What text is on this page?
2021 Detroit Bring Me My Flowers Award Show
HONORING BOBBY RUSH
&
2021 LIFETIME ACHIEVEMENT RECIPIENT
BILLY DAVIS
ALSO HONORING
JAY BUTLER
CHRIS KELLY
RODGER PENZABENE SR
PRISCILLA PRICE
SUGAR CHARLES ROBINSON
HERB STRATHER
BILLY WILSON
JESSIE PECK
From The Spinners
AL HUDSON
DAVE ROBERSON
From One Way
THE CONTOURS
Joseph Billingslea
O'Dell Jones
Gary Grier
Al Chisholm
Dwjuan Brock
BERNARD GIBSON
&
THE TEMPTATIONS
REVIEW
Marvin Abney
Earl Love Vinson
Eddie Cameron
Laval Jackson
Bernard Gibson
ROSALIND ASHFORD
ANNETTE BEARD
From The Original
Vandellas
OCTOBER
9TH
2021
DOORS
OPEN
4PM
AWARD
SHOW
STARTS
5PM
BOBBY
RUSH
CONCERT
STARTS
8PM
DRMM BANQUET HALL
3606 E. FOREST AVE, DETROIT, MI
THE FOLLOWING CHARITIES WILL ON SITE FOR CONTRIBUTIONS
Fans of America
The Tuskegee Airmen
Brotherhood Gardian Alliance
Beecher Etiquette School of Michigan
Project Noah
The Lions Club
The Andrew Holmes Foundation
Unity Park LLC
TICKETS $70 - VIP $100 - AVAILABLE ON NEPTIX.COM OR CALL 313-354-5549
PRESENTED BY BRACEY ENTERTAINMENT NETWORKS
****
__WORK REQUIRED__:
Find the lines holding "From" and list every one.

__REPLY TO THE EXERCISE__:
From The Spinners
From One Way
From The Original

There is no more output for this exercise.